**REQUIREMENT**
Write out the material again word for word, dropping any images it holds.

#### ENTRIES ####

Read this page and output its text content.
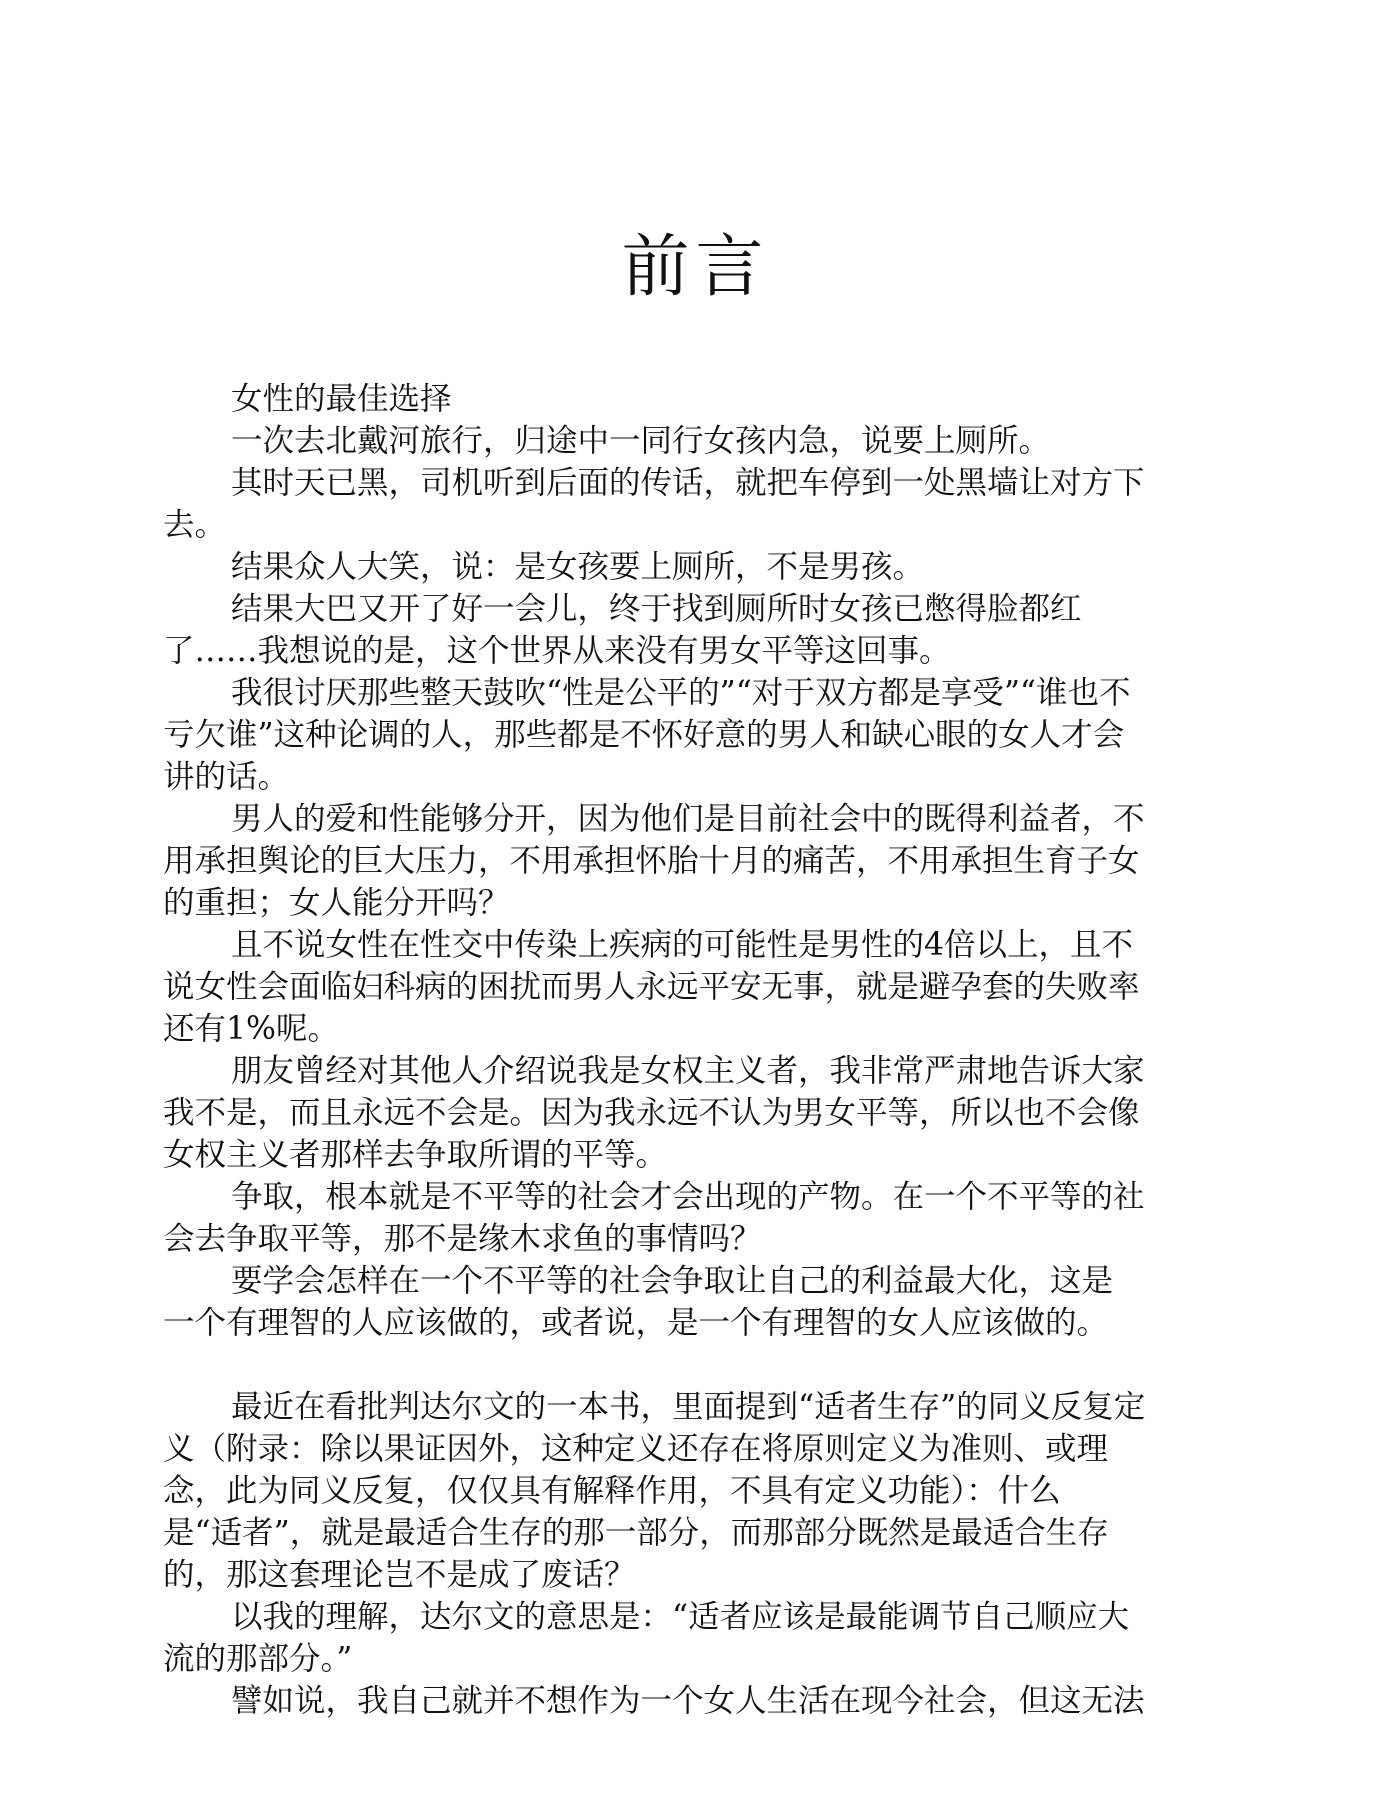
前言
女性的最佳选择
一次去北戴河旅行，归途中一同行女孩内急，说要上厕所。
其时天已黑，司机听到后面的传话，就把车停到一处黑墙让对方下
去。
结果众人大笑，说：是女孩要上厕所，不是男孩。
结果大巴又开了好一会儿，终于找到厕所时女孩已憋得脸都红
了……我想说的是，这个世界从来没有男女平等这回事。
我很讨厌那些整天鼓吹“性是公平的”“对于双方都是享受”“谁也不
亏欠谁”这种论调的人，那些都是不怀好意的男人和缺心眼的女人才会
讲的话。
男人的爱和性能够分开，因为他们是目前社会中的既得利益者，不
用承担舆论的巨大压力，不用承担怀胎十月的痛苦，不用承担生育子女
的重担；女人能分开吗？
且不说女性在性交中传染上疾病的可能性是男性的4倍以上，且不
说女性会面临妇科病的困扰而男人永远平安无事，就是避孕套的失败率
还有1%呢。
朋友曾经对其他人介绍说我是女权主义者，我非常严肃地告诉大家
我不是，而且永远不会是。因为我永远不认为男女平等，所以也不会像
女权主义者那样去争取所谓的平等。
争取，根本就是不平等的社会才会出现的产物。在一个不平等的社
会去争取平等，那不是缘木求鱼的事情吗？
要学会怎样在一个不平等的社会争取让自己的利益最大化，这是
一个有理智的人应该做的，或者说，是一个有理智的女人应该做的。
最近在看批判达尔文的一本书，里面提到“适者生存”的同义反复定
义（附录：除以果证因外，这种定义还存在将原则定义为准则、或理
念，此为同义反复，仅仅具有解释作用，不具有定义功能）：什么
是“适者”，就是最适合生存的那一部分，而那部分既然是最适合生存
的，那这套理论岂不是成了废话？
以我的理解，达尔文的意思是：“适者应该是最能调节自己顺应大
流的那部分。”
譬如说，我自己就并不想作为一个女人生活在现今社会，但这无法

####

**RESULT**
Read this page and output its text content.
前言
女性的最佳选择
一次去北戴河旅行，归途中一同行女孩内急，说要上厕所。
其时天已黑，司机听到后面的传话，就把车停到一处黑墙让对方下
去。
结果众人大笑，说：是女孩要上厕所，不是男孩。
结果大巴又开了好一会儿，终于找到厕所时女孩已憋得脸都红
了……我想说的是，这个世界从来没有男女平等这回事。
我很讨厌那些整天鼓吹“性是公平的”“对于双方都是享受”“谁也不
亏欠谁”这种论调的人，那些都是不怀好意的男人和缺心眼的女人才会
讲的话。
男人的爱和性能够分开，因为他们是目前社会中的既得利益者，不
用承担舆论的巨大压力，不用承担怀胎十月的痛苦，不用承担生育子女
的重担；女人能分开吗？
且不说女性在性交中传染上疾病的可能性是男性的4倍以上，且不
说女性会面临妇科病的困扰而男人永远平安无事，就是避孕套的失败率
还有1%呢。
朋友曾经对其他人介绍说我是女权主义者，我非常严肃地告诉大家
我不是，而且永远不会是。因为我永远不认为男女平等，所以也不会像
女权主义者那样去争取所谓的平等。
争取，根本就是不平等的社会才会出现的产物。在一个不平等的社
会去争取平等，那不是缘木求鱼的事情吗？
要学会怎样在一个不平等的社会争取让自己的利益最大化，这是
一个有理智的人应该做的，或者说，是一个有理智的女人应该做的。
最近在看批判达尔文的一本书，里面提到“适者生存”的同义反复定
义（附录：除以果证因外，这种定义还存在将原则定义为准则、或理
念，此为同义反复，仅仅具有解释作用，不具有定义功能）：什么
是“适者”，就是最适合生存的那一部分，而那部分既然是最适合生存
的，那这套理论岂不是成了废话？
以我的理解，达尔文的意思是：“适者应该是最能调节自己顺应大
流的那部分。”
譬如说，我自己就并不想作为一个女人生活在现今社会，但这无法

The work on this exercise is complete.